▸ **TO DO**
#1 Copy word for word the part of the imputation notes starting with "For the pdf" and going on through "the target variable.".
#2 Summarize the notes on univariate missing data in two sentences.
#3 Pick up the notes on univariate missing data imputation where they stop, and continue writing them.

▸ **PASSAGE GIVEN**

Book Notes: Flexible Imputation of Missing Data -- Ch3 Univariate Missing Data

For the pdf slides, click here


  • In this chapter, we assume that there is only one variable having missing values. We call this variable \(y\) the target variable.

    • \(y_\text{obs}\): the \(n_1\) observed data in \(y\)
    • \(y_\text{mis}\): the \(n_0\) missing data in \(y\)
    • \(\dot{y}\): imputed values in \(y\)
  • Suppose \(X\) are the variables (covariates) in the imputation model.

    • \(X_\text{obs}\): the subset of \(n_1\) rows of \(X\) which \(y\) is observed
    • \(X_\text{mis}\): the subset of \(n_0\) rows of \(X\) which \(y\) is missing

Imputation under the Normal Linear Model

Four methods to impute under the normal linear model

  1. Regression imputation: Predict (bad!). Fit a linear model on the observed data and get the OLS estimates \(\hat{\beta}_0, \hat{\beta}_1\). Impute with the predicted values \[ \dot{y} = \hat{\beta}_0 + X_\text{mis} \hat{\beta}_1 \]
    • In mice package, this method is norm.predict
  2. Stochastic regression imputation: Predict + noise (better, but still bad). Also add a random drawn noise from the estimated residual normal distribution \[ \dot{y} = \hat{\beta}_0 + X_\text{mis} \hat{\beta}_1 + \dot{\epsilon}, \quad \dot{\epsilon} \sim \text{N}(0, \hat{\sigma}^2) \]
    • In mice package, this method is norm.nob

Method 3: Bayesian multiple imputation

  • Predict + noise + parameter uncertainty \[ \dot{y} = \dot{\beta}_0 + X_\text{mis} \dot{\beta}_1 + \dot{\epsilon}, \quad \dot{\epsilon} \sim \text{N}(0, \dot{\sigma}^2) \]

  • Under the priors (where the hyper-parameter \(\kappa\) is fixed at a small value, e.g., \(\kappa = 0.0001\)) \[ \beta \sim \text{N}(0, \mathbf{I}_p/\kappa), \quad p(\sigma^2) \propto 1/\sigma^2 \] We draw \(\dot{\beta}\) (including both \(\dot{\beta}_0\) and \(\dot{\beta}_1\)), \(\dot{\sigma^2}\) from the posterior distribution

  • In mice package, this method is norm

Method 4: Bootstrap multiple imputation

  • Predict + noise + parameter uncertainty \[ \dot{y} = \dot{\beta}_0 + X_\text{mis} \dot{\beta}_1 + \dot{\epsilon}, \quad \dot{\epsilon} \sim \text{N}(0, \dot{\sigma}^2) \] where \(\dot{\beta}_0\), \(\dot{\beta}_1\), and \(\dot{\sigma^2}\) are OLS estimates calculated form a bootstrap sample taken from the observed data

  • In mice package, this method is norm.boot

A simulation study, to impute MCAR missing in \(y\)

▸ **DATA**
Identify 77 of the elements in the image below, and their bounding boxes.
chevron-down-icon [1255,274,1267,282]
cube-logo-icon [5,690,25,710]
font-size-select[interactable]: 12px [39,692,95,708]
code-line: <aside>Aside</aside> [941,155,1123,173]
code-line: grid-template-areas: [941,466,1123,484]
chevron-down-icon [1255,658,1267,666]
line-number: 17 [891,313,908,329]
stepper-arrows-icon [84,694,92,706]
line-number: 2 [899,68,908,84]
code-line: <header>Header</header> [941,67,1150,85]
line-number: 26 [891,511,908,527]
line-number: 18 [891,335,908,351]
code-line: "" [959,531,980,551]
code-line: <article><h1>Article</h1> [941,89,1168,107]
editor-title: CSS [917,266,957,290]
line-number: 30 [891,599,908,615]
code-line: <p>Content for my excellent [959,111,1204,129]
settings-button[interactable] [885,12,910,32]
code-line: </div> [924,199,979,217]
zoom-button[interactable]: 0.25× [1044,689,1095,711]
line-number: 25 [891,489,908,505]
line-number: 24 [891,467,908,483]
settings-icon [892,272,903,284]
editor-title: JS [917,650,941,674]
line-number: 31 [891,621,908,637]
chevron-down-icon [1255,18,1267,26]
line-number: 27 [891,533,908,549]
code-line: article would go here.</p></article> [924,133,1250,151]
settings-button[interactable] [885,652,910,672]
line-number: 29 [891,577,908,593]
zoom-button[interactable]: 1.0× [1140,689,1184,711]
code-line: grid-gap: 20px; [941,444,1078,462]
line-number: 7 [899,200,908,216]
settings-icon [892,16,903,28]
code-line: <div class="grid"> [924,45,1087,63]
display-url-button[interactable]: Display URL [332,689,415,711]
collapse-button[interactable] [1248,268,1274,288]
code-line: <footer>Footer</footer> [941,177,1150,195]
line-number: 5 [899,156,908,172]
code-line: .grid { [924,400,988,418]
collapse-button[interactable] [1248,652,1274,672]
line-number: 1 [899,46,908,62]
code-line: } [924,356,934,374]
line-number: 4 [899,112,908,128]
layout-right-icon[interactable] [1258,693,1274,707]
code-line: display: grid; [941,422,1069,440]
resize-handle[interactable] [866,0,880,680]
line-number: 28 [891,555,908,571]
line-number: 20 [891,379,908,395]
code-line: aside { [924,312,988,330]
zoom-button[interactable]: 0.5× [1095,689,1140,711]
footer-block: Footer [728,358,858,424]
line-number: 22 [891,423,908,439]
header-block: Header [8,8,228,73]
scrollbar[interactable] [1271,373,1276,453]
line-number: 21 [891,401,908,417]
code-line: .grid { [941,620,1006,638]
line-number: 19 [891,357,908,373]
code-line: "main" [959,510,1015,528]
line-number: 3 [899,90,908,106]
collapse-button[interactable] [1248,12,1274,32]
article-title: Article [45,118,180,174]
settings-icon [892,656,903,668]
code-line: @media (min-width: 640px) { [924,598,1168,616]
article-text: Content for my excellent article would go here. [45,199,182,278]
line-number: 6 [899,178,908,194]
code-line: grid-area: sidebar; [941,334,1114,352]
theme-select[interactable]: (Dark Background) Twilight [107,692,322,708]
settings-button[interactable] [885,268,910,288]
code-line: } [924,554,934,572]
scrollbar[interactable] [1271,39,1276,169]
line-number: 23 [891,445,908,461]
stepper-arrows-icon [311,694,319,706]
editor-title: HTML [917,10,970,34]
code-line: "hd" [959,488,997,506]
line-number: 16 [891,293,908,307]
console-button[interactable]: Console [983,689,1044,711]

▸ **ANSWERS PROVIDED**
#1
For the pdf slides, click here


  • In this chapter, we assume that there is only one variable having missing values. We call this variable \(y\) the target variable.

#2 The notes assume that only one target variable, y, has missing values, and they split y and the covariates X in the imputation model into observed and missing parts. They present four methods of imputing under the normal linear model: regression imputation (norm.predict), which only predicts; stochastic regression imputation (norm.nob), which adds noise; and Bayesian multiple imputation (norm) and bootstrap multiple imputation (norm.boot), which also add parameter uncertainty.

#3
  • Missing rate \(50\%\) in \(y\), and number of imputations \(m = 5\).
    • From coverage, norm, norm.boot, and listwise deletion are good
    • From CI width, listwise deletion is better than multiple imputation here, but it’s not always this case, especially when the number of covariates is large.
    • RMSE is not imformative at all!

### A simulation study, to impute MCAR missing in \(x\)

  • Missing rate \(50\%\) in \(x\), and number of imputations \(m = 5\).
    • norm.predict is severely biased; norm is slightly biased
    • From coverage, norm, norm.boot, and listwise deletion are good
    • Again, RMSE is not imformative at all!

Impute from a (continuous) non-normal distributions

  • Optional 1: mean predictive matching

  • Optional 2: model the non-normal data directly
    • E.g., impute from a t-distribution
    • The GAMLSS package: extends GLM and GAM

Predictive Mean Matching

Predictive mean matching (PMM), general principle

  • For each missing entry, the method forms a small set of candidate donors (3, 5, or 10) from completed cases whose predicted values closest to the predicted value for the missing entry

  • One donor is randomly drawn from the candidates, and the observed value of the donor is taken to replace the missing value

Advantages of predictive mean matching (PMM)

  • PMM is fairly robust to transformations of the target variable

  • PMM can also be used for discrete target variables

  • PMM is fairly robust to model misspecification
    • In the following example, the relationship between age and BMI is not linear, but PMM seems to preserve this relationship better than linear normal model

How to select the donors

  • Once the metric has been defined, there are four ways to select the donors.
    • Let \(\hat{y}_i\) denote the predicted values of rows with observed \(y_i\)
    • Let \(\hat{y}_j\) denote the predicted values of rows with missing \(y_j\)
  1. Pre-specify a threshold \(\eta\), take all \(i\) such that \(\left| \hat{y}_i - \hat{y}_j\right| < \eta\) as donors, and randomly sample one donor to impute
  2. Choose the closest candidate as the donor (only 1 donor), also called (nearest neighbor hot deck)
  3. Pre-specify a number \(d\), take the \(d\) closest candidate as donors, and randomly sample one donor to impute. Usually, \(d = 3, 5, 10\)
  4. Sample one donor with a probability that depends on the distance \(\left| \hat{y}_i - \hat{y}_j\right|\)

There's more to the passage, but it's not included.